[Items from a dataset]
===

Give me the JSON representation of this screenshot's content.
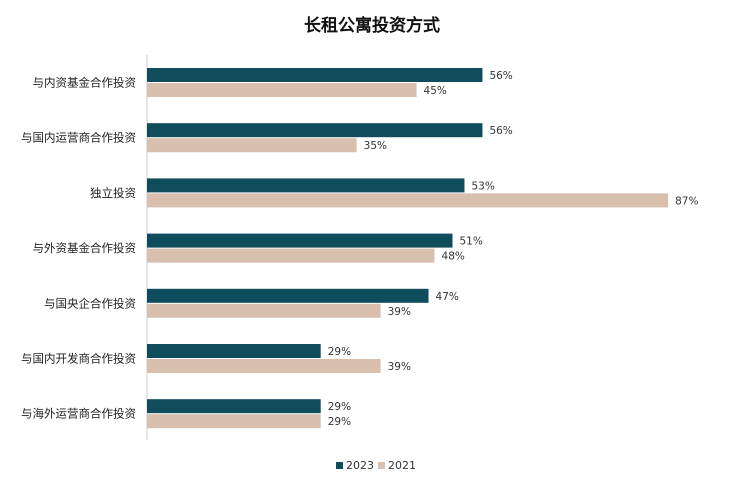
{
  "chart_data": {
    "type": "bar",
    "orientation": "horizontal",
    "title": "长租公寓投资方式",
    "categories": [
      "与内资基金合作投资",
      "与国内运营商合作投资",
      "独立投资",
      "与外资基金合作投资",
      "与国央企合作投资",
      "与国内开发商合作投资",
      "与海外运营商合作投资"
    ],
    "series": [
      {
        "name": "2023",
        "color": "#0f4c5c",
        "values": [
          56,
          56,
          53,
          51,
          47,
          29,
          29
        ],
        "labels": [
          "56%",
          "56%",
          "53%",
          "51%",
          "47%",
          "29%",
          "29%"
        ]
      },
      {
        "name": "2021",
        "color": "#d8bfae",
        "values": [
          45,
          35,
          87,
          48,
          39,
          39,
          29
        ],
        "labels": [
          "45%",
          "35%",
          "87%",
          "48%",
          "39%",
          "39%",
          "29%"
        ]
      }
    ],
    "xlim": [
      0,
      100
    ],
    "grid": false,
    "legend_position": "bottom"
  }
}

===

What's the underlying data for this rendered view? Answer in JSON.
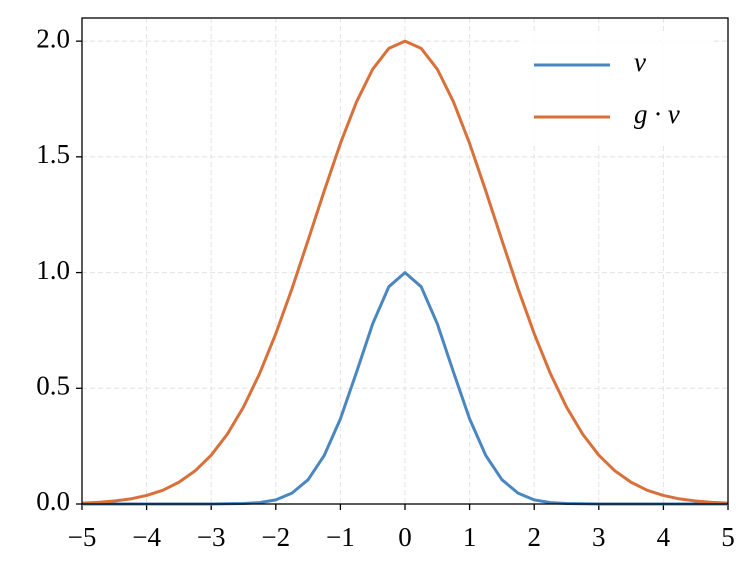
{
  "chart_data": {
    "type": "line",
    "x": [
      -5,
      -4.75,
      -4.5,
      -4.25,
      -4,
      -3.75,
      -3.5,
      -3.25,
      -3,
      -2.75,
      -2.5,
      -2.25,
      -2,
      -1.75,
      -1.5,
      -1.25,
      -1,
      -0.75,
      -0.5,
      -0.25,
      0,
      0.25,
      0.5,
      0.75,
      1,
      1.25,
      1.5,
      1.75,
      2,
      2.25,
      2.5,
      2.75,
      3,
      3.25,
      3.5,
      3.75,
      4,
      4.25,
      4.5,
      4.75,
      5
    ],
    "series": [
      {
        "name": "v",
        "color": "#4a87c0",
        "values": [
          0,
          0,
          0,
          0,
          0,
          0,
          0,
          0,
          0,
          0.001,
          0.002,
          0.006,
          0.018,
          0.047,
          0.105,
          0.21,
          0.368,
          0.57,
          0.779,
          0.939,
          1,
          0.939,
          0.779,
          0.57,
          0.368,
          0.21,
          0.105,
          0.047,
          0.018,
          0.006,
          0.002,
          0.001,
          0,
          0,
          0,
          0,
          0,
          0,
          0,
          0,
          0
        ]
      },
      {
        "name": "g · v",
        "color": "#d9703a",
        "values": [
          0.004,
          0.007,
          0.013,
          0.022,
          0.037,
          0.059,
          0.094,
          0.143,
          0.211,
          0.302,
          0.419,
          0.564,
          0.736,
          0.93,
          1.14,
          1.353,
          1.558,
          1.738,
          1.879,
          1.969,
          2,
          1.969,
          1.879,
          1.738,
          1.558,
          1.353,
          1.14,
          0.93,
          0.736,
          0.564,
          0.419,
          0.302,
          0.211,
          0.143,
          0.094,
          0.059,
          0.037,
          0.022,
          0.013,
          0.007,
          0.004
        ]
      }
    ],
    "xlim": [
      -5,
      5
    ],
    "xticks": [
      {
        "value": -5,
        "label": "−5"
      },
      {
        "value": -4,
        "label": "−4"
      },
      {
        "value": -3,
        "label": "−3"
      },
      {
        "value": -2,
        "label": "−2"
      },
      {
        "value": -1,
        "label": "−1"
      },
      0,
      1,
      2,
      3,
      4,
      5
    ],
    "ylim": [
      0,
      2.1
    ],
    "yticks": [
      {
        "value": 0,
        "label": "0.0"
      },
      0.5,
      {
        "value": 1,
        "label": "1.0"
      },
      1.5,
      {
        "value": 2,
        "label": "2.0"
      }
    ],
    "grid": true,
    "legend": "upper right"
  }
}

===

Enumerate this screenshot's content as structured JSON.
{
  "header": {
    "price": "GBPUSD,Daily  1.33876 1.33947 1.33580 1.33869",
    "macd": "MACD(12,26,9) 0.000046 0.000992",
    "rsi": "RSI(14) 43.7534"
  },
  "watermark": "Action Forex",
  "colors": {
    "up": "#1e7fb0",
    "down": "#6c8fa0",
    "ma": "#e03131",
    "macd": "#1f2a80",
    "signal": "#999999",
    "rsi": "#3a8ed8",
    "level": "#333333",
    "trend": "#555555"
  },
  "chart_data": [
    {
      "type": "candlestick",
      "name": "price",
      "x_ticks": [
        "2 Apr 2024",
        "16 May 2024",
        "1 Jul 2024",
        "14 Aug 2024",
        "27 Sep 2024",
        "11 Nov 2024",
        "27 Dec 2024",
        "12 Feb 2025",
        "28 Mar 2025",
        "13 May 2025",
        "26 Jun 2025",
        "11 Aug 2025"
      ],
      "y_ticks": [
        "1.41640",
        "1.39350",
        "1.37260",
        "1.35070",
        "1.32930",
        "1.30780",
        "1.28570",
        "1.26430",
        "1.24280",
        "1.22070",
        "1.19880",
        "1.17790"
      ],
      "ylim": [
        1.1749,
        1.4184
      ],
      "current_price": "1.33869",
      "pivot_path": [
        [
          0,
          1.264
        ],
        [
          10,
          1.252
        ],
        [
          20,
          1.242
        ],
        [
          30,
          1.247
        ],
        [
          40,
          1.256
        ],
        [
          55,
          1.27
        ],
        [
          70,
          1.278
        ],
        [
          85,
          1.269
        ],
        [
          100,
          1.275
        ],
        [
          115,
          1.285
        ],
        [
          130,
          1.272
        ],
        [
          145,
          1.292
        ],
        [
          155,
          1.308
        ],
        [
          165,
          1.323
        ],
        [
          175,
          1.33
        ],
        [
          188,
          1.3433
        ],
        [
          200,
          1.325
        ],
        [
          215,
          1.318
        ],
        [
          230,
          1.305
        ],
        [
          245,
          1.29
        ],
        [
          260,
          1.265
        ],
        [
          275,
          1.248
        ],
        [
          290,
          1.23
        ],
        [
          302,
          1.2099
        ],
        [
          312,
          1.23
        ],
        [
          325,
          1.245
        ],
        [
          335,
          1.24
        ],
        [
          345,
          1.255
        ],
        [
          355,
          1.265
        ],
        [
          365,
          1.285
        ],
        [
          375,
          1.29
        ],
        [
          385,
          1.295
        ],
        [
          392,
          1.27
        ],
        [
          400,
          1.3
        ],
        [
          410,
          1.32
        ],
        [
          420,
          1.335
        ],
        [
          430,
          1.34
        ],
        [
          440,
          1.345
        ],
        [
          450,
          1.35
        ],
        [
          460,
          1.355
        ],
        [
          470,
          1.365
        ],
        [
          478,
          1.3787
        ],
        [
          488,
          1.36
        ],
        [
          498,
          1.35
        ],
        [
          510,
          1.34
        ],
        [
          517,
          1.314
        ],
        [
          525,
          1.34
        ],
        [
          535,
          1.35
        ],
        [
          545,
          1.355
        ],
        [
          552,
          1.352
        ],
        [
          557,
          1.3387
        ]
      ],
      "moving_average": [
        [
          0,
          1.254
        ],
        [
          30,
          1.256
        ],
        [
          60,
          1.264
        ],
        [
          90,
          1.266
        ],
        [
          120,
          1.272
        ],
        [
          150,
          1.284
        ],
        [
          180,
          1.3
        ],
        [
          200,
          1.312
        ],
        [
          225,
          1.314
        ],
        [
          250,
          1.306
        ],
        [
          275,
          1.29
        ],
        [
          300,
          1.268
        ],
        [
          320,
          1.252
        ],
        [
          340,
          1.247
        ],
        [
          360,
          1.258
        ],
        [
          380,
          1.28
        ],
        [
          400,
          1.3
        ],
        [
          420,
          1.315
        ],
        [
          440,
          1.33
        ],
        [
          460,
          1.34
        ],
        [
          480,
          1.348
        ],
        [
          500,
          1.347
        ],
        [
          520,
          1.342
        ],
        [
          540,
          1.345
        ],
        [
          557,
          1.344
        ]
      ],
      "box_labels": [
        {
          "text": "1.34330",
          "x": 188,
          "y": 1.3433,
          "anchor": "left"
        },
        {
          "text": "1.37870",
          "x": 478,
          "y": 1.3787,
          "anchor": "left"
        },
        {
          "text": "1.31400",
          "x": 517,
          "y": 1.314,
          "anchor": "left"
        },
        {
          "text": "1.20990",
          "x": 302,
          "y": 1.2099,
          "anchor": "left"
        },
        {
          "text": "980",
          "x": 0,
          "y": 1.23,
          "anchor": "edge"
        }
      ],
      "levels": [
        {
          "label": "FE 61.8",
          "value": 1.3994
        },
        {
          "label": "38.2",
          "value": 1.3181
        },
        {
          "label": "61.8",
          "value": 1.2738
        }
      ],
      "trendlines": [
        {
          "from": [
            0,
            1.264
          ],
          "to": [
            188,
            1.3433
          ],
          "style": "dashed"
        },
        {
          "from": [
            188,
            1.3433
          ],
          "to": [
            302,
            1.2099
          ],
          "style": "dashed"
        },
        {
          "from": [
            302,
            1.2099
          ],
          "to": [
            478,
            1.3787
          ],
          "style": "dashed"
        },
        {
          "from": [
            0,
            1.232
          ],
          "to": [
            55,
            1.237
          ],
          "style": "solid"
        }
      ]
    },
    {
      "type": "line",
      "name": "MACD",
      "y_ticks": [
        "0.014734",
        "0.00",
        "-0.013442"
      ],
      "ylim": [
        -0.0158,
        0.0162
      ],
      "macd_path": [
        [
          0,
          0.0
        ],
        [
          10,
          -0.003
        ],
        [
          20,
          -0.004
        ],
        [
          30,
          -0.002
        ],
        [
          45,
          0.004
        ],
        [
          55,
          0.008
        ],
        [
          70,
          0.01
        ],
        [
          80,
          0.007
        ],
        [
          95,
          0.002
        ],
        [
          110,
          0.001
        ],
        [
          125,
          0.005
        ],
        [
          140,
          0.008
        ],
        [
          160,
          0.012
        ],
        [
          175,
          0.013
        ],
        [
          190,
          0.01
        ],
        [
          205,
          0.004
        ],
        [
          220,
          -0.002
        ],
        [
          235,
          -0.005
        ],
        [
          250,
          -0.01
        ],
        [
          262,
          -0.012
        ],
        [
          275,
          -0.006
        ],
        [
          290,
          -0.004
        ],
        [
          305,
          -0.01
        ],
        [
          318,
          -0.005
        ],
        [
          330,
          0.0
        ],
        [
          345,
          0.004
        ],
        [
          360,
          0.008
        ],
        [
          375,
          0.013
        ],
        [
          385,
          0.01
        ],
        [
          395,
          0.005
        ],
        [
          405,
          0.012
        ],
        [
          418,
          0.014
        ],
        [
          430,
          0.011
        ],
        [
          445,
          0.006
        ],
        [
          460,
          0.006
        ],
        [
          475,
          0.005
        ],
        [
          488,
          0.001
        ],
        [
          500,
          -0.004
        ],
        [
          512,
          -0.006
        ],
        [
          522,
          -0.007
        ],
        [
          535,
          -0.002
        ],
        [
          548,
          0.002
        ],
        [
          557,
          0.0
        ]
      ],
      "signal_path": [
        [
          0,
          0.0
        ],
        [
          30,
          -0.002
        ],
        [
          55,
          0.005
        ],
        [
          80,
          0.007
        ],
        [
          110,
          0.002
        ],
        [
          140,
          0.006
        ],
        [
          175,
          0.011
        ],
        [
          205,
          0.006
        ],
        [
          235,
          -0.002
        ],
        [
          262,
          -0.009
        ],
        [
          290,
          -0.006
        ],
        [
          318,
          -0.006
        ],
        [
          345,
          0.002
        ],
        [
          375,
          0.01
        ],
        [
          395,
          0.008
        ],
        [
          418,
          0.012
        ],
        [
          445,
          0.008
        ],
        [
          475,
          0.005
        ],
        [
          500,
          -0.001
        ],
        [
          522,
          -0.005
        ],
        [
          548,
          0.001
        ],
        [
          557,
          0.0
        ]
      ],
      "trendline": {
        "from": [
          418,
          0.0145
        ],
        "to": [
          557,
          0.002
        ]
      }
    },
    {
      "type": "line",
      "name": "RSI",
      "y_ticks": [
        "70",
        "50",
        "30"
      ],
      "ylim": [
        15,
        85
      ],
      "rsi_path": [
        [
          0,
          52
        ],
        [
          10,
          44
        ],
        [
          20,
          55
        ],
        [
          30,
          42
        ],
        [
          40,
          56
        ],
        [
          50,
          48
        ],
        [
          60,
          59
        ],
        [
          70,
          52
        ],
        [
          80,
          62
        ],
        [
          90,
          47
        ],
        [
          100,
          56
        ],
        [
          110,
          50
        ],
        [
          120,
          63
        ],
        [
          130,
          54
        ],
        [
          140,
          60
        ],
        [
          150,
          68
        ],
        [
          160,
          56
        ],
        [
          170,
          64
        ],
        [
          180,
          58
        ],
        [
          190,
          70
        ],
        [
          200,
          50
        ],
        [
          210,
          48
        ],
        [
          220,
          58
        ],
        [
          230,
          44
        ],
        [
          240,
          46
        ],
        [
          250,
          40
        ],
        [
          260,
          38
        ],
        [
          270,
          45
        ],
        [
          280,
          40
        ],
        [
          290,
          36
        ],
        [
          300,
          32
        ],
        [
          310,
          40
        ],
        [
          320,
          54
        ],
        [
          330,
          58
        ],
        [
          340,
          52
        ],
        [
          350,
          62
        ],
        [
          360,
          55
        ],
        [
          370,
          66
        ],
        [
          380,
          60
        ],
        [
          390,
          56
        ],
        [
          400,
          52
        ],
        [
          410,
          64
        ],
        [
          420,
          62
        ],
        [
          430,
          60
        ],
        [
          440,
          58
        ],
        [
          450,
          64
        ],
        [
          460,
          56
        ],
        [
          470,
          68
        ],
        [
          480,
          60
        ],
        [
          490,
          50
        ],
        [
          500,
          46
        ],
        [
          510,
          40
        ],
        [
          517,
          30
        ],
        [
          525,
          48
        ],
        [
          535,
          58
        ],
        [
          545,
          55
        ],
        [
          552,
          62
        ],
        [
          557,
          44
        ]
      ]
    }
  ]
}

===

#### SET EXERCISE:
Find the string "text" in the listing and return every line that holds it.

#### OUTPUT BELOW:
          "text": "1.34330",
          "text": "1.37870",
          "text": "1.31400",
          "text": "1.20990",
          "text": "980",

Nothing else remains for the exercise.